+++ LISTED ENTRIES +++

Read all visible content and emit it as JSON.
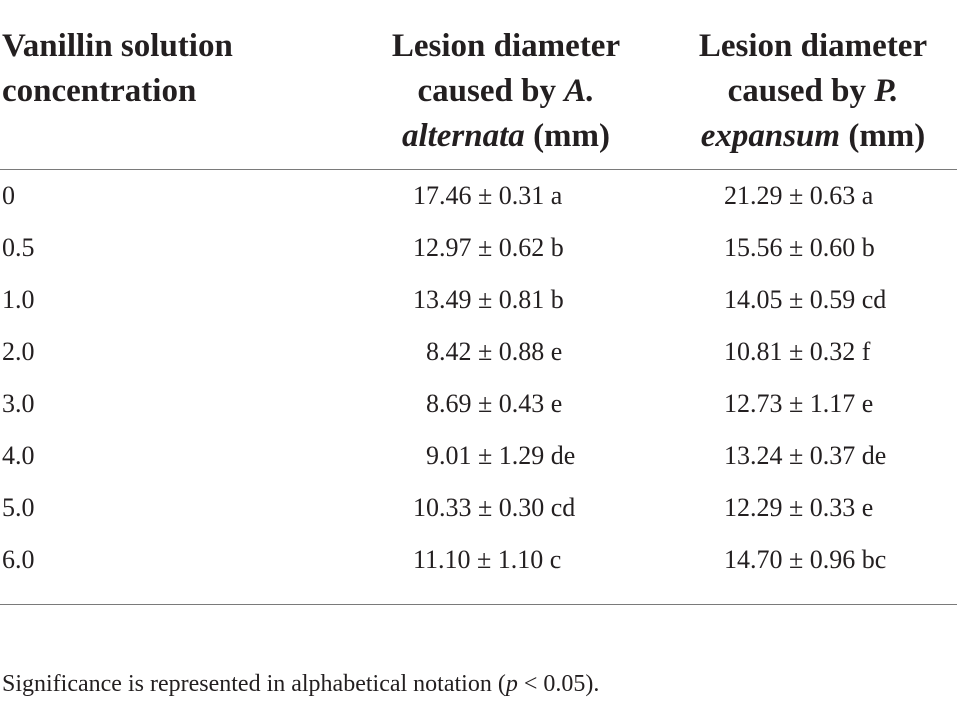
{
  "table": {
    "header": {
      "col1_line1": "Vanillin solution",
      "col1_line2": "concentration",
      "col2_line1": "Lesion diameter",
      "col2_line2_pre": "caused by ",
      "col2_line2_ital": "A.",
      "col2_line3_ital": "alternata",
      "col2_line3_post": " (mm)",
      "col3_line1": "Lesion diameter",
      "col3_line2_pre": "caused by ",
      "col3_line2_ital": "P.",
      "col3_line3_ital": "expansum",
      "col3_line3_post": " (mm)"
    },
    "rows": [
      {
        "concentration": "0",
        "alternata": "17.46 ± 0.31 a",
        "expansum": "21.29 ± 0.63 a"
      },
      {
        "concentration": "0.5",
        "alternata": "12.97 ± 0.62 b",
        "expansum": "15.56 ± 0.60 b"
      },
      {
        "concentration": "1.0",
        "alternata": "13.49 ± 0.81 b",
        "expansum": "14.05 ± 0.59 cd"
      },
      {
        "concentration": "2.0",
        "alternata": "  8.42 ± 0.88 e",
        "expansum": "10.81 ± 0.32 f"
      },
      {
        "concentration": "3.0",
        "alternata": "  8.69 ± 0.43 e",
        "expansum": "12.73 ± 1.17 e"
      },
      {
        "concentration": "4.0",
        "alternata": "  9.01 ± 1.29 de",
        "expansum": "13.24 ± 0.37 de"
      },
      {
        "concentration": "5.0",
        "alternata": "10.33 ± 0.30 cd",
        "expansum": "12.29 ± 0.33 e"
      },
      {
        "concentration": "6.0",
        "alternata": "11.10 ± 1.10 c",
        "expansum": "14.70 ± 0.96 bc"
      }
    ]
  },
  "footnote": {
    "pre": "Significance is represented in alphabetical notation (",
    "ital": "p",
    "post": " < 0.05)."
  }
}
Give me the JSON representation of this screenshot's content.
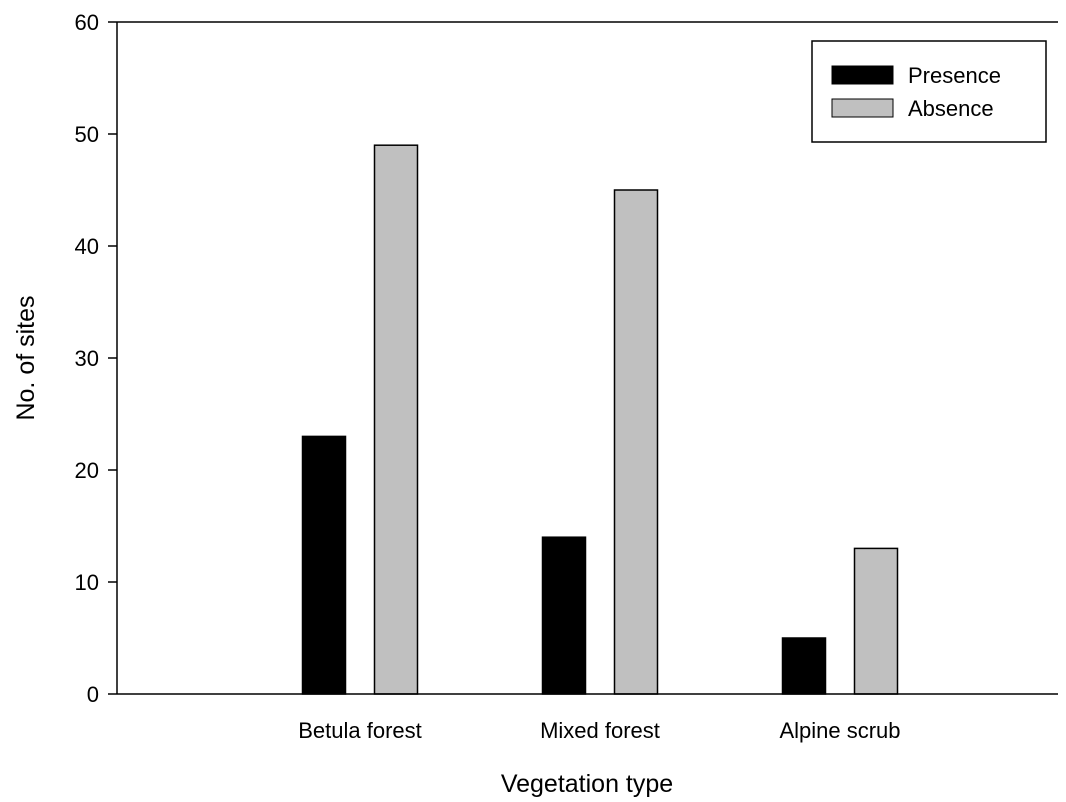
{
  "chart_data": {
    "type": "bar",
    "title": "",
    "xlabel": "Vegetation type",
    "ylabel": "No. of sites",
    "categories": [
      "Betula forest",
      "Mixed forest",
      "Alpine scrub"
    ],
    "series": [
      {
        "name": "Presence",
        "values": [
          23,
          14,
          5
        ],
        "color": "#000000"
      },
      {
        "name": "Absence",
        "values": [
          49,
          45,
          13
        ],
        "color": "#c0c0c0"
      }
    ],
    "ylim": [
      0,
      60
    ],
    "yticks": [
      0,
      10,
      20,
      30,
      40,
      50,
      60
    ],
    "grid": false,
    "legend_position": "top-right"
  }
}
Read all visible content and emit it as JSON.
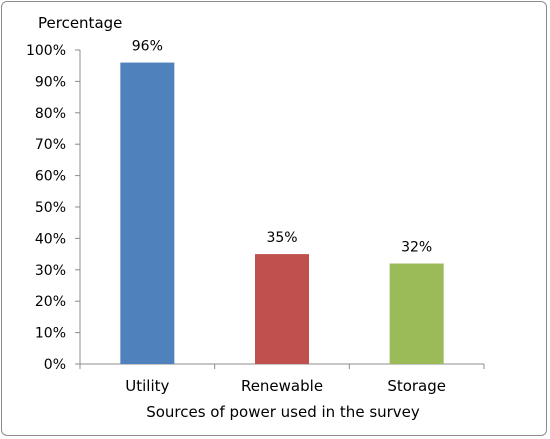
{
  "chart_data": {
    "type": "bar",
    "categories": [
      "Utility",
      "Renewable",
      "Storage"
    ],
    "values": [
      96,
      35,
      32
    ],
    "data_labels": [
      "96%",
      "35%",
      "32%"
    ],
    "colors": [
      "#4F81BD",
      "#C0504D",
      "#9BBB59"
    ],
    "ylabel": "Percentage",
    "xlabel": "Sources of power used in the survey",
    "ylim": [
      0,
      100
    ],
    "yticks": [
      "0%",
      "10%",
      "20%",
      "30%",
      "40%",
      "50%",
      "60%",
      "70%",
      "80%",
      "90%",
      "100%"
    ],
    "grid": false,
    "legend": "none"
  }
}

+++

## STATED EXERCISE
Leave images out of the retyped records; keep all else exact.

## ANSWER
Read all visible content and emit it as JSON.
{
  "table": {
    "header": {
      "col1_line1": "Vanillin solution",
      "col1_line2": "concentration",
      "col2_line1": "Lesion diameter",
      "col2_line2_pre": "caused by ",
      "col2_line2_ital": "A.",
      "col2_line3_ital": "alternata",
      "col2_line3_post": " (mm)",
      "col3_line1": "Lesion diameter",
      "col3_line2_pre": "caused by ",
      "col3_line2_ital": "P.",
      "col3_line3_ital": "expansum",
      "col3_line3_post": " (mm)"
    },
    "rows": [
      {
        "concentration": "0",
        "alternata": "17.46 ± 0.31 a",
        "expansum": "21.29 ± 0.63 a"
      },
      {
        "concentration": "0.5",
        "alternata": "12.97 ± 0.62 b",
        "expansum": "15.56 ± 0.60 b"
      },
      {
        "concentration": "1.0",
        "alternata": "13.49 ± 0.81 b",
        "expansum": "14.05 ± 0.59 cd"
      },
      {
        "concentration": "2.0",
        "alternata": "  8.42 ± 0.88 e",
        "expansum": "10.81 ± 0.32 f"
      },
      {
        "concentration": "3.0",
        "alternata": "  8.69 ± 0.43 e",
        "expansum": "12.73 ± 1.17 e"
      },
      {
        "concentration": "4.0",
        "alternata": "  9.01 ± 1.29 de",
        "expansum": "13.24 ± 0.37 de"
      },
      {
        "concentration": "5.0",
        "alternata": "10.33 ± 0.30 cd",
        "expansum": "12.29 ± 0.33 e"
      },
      {
        "concentration": "6.0",
        "alternata": "11.10 ± 1.10 c",
        "expansum": "14.70 ± 0.96 bc"
      }
    ]
  },
  "footnote": {
    "pre": "Significance is represented in alphabetical notation (",
    "ital": "p",
    "post": " < 0.05)."
  }
}
Give me the JSON representation of this screenshot's content.
{
  "chart_data": {
    "type": "bar",
    "title": "",
    "xlabel": "Vegetation type",
    "ylabel": "No. of sites",
    "categories": [
      "Betula forest",
      "Mixed forest",
      "Alpine scrub"
    ],
    "series": [
      {
        "name": "Presence",
        "values": [
          23,
          14,
          5
        ],
        "color": "#000000"
      },
      {
        "name": "Absence",
        "values": [
          49,
          45,
          13
        ],
        "color": "#c0c0c0"
      }
    ],
    "ylim": [
      0,
      60
    ],
    "yticks": [
      0,
      10,
      20,
      30,
      40,
      50,
      60
    ],
    "grid": false,
    "legend_position": "top-right"
  }
}
Read all visible content and emit it as JSON.
{
  "chart_data": {
    "type": "bar",
    "categories": [
      "Utility",
      "Renewable",
      "Storage"
    ],
    "values": [
      96,
      35,
      32
    ],
    "data_labels": [
      "96%",
      "35%",
      "32%"
    ],
    "colors": [
      "#4F81BD",
      "#C0504D",
      "#9BBB59"
    ],
    "ylabel": "Percentage",
    "xlabel": "Sources of power used in the survey",
    "ylim": [
      0,
      100
    ],
    "yticks": [
      "0%",
      "10%",
      "20%",
      "30%",
      "40%",
      "50%",
      "60%",
      "70%",
      "80%",
      "90%",
      "100%"
    ],
    "grid": false,
    "legend": "none"
  }
}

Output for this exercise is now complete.